* [Set problem 1]
Answer these questions using the text on the renewed protests in Egypt below:
(a) How many days of protest toppled Hosni Mubarak?
(b) What is the name of the Cairo film collective that posted interviews with demonstrators?
(c) According to Mona Seif, what central grievance of the 2011 revolution has the new government failed to address?

Egyptians Explain Their Return to the Streets

With tens of thousands of protesters again filling Cairo's Tahrir Square and the streets of other Egyptians cities on Tuesday, chanting for the country's president to “Leave!” just five months after he was elected, the mood in the square reminded many of the 18 days of protest that toppled Hosni Mubarak last year.

While the atmospherics are similar, though, the political dynamics are d ifferent, and a group of Egyptian filmmakers is making an effort to explain the roots of the current crisis by posting a series of interviews with demonstrators on YouTube.

The group, known as Mosireen, is a collective effort of activists and citizen journalists who set out to document the 2011 revolution by gathering video clips shot by protesters. About a year ago, after deadly attacks on protesters during the period of military rule, the collective began producing its own reports, hoping to give observers following events in Egypt through the Internet a deeper understanding than can be gleaned from raw footage of protests and clashes.

On the eve of Tuesday's demonstration, one Egyptian protester, Ahmed Hassan, explained the new protests to the Cairo film collective Mosireen.

As my colleague David Kirkpatrick reports, tens of thousands marched to Tahrir on Tuesday to denounce President Mohamed Morsi's recent constitutional decree, in which he granted himself broad new powers. But as an activist and blogger named Mona Seif told Mosireen on the eve of the protest, many Egyptians remain angry that the new government has failed to address the central grievance of the 2011 revolution, the impunity enjoyed by the country's police officers.

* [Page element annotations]
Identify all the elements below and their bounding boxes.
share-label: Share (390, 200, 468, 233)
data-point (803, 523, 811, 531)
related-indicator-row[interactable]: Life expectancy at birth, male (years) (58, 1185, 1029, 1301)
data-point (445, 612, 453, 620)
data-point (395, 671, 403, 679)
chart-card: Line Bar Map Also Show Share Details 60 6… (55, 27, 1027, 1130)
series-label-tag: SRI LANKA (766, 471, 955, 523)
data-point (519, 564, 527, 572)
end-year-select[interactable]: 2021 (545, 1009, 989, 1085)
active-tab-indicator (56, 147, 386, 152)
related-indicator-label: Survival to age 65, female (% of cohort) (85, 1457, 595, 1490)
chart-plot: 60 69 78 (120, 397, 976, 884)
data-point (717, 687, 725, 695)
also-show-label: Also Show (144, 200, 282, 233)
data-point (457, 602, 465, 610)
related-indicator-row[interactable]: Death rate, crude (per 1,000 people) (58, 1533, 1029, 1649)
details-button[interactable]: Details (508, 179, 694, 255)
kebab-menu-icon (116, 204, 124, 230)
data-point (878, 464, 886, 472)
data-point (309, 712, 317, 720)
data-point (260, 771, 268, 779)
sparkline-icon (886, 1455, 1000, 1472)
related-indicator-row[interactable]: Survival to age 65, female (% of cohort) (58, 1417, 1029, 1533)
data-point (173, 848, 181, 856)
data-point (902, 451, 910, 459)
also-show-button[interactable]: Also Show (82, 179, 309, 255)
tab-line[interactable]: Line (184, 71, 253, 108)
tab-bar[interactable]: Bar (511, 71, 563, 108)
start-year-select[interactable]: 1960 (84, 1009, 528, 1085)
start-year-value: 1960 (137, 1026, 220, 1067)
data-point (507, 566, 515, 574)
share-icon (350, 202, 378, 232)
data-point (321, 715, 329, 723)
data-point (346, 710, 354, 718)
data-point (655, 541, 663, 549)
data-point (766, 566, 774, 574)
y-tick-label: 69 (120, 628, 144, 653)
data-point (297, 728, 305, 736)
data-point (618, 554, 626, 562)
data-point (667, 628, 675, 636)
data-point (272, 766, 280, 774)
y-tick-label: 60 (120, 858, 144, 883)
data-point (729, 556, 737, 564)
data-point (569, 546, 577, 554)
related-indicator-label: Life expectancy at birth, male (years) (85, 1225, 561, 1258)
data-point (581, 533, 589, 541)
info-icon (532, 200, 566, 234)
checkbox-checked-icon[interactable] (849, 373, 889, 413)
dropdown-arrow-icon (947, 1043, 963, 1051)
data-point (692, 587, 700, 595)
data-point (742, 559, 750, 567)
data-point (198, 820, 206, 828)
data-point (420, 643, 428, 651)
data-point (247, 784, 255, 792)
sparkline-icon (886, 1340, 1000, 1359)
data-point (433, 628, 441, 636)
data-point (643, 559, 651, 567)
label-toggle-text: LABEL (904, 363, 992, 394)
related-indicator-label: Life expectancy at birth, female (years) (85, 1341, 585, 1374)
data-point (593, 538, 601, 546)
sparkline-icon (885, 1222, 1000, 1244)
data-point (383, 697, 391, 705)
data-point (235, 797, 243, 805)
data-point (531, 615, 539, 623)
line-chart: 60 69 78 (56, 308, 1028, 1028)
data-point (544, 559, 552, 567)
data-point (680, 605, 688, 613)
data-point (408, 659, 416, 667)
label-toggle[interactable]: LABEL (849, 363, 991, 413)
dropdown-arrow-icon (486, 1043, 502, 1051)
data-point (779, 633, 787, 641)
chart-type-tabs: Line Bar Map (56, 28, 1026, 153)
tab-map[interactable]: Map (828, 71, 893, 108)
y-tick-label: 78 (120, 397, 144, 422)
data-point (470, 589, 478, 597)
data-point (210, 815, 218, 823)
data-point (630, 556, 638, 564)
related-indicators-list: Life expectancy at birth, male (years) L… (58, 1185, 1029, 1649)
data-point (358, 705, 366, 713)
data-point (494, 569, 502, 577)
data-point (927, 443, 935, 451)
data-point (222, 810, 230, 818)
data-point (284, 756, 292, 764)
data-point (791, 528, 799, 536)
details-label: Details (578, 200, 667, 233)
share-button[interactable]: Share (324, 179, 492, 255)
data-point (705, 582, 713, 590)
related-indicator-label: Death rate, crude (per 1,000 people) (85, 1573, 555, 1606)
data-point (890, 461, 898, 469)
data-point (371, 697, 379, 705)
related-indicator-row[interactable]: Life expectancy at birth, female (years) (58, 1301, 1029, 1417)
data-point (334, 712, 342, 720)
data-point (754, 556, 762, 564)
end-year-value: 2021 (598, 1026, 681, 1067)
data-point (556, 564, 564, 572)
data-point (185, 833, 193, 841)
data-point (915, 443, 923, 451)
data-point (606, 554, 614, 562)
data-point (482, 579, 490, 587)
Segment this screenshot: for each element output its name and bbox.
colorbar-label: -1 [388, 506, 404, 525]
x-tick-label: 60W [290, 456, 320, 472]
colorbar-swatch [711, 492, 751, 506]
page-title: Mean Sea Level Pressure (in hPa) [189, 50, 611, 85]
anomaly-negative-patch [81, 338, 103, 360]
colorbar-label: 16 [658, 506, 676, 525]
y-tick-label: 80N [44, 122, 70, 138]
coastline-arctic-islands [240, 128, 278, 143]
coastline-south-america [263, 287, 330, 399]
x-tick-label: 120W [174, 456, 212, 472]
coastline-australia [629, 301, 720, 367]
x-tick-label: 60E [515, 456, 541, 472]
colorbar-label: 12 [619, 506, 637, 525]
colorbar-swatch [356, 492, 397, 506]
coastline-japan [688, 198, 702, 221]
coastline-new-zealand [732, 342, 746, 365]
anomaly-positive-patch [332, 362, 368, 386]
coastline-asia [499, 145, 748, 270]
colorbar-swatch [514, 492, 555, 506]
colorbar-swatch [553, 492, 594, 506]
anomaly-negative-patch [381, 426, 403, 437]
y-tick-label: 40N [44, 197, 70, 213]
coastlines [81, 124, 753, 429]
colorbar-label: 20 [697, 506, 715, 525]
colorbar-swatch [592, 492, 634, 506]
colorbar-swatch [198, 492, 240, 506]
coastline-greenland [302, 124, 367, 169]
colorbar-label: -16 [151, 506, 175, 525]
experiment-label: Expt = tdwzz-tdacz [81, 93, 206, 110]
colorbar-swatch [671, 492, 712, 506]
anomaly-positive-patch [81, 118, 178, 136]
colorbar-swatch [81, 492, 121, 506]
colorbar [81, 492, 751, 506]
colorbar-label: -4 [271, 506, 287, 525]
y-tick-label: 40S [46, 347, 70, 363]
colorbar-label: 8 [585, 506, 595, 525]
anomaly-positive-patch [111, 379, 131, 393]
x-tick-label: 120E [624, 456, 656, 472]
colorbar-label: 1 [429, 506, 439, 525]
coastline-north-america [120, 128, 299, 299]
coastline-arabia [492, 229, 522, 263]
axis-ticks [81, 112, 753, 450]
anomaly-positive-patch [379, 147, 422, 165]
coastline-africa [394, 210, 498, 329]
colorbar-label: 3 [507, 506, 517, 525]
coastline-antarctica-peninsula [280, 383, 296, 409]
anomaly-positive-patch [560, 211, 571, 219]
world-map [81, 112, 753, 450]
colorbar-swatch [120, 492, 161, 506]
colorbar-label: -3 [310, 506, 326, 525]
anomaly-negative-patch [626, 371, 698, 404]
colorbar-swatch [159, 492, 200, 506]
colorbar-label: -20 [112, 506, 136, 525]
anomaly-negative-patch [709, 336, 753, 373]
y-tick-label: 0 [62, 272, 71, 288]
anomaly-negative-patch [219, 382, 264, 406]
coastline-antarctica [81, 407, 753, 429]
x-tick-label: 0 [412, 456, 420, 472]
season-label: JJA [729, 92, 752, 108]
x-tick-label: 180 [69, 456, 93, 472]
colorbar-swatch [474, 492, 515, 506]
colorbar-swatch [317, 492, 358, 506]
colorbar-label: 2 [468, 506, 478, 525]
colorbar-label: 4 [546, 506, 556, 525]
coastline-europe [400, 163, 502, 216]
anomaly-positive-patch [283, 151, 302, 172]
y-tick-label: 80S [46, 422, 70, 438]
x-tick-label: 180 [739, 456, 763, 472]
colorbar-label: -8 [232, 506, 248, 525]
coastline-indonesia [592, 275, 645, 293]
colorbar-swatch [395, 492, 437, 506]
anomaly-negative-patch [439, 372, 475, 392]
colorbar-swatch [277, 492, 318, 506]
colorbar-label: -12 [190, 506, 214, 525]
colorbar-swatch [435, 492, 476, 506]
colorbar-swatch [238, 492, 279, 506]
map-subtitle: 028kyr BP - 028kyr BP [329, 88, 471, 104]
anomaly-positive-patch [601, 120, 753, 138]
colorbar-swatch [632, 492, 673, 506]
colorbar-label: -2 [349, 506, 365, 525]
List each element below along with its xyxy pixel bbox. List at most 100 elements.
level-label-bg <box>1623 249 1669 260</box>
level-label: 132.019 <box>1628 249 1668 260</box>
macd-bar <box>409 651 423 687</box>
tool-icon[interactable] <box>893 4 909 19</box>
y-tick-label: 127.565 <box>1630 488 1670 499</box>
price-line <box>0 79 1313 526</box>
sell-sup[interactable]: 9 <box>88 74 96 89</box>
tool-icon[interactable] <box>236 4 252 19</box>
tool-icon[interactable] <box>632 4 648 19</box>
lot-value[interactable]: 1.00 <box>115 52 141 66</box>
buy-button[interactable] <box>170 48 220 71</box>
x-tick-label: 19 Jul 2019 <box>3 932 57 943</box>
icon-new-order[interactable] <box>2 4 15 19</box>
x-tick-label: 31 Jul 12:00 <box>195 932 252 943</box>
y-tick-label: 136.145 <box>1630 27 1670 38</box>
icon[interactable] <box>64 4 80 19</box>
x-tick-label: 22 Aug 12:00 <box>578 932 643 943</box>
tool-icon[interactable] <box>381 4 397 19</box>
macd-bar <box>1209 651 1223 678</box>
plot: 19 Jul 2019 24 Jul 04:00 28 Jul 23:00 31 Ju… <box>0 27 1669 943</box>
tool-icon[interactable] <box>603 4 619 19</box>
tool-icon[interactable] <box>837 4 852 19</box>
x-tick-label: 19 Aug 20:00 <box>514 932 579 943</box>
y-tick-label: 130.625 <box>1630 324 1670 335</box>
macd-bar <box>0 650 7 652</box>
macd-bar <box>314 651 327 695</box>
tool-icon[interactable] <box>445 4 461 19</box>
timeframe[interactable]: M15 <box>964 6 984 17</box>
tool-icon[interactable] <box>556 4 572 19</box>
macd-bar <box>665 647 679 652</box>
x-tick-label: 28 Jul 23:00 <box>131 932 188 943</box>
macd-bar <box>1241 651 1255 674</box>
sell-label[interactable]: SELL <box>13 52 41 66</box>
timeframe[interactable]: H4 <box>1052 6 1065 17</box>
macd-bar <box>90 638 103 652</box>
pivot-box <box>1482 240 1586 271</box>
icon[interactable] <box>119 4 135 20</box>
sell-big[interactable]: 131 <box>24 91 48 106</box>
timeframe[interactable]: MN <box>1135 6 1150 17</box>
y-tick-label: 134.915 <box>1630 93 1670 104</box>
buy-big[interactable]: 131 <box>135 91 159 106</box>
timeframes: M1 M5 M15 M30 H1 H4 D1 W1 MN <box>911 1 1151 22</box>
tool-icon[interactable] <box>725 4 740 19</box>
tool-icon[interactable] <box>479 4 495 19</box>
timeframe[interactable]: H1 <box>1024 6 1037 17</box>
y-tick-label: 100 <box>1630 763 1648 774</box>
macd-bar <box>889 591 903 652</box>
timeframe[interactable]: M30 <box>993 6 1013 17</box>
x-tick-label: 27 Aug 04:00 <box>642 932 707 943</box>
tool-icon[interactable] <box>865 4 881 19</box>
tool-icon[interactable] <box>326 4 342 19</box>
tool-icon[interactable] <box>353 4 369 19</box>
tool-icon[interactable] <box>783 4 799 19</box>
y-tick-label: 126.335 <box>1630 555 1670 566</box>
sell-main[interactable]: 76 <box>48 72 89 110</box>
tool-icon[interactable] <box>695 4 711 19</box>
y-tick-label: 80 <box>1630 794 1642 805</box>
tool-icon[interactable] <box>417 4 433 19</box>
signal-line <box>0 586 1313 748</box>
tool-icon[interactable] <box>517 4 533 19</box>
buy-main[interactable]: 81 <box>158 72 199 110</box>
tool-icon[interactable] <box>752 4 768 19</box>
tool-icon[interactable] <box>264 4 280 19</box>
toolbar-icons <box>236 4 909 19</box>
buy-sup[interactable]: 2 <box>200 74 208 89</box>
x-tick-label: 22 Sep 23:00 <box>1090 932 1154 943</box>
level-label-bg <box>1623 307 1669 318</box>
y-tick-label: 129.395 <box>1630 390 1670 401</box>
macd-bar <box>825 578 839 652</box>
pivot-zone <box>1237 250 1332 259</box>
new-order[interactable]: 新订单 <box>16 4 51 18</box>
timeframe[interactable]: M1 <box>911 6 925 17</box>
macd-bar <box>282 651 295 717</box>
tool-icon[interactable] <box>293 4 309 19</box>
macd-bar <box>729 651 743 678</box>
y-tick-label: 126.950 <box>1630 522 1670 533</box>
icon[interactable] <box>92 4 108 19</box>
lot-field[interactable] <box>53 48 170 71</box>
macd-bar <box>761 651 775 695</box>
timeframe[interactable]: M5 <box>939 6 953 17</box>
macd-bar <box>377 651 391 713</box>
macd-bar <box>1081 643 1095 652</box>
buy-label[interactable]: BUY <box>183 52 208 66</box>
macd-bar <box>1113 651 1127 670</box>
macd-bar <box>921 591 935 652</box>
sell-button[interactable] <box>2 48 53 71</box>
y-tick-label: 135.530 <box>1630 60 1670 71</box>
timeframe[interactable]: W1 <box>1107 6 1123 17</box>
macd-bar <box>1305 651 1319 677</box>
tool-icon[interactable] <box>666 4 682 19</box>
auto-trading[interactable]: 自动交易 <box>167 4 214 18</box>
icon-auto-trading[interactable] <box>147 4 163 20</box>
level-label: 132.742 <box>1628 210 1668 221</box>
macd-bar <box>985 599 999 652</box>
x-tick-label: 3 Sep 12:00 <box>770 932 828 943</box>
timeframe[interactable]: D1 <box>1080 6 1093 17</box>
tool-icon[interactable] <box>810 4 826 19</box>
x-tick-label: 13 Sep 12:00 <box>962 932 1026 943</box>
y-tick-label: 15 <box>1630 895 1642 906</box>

* [Set problem 2]
Swap "data-point" for "marker" in the records, beginning at their first line and stopping after the line that contains "series-label-tag: SRI LANKA". Leave everything else unchanged and give only those lines.

* [Worked solution 1]
(a) 18 days.
(b) Mosireen.
(c) The impunity enjoyed by the country's police officers.

* [Worked solution 2]
Identify all the elements below and their bounding boxes.
share-label: Share (390, 200, 468, 233)
marker (803, 523, 811, 531)
related-indicator-row[interactable]: Life expectancy at birth, male (years) (58, 1185, 1029, 1301)
marker (445, 612, 453, 620)
marker (395, 671, 403, 679)
chart-card: Line Bar Map Also Show Share Details 60 6… (55, 27, 1027, 1130)
series-label-tag: SRI LANKA (766, 471, 955, 523)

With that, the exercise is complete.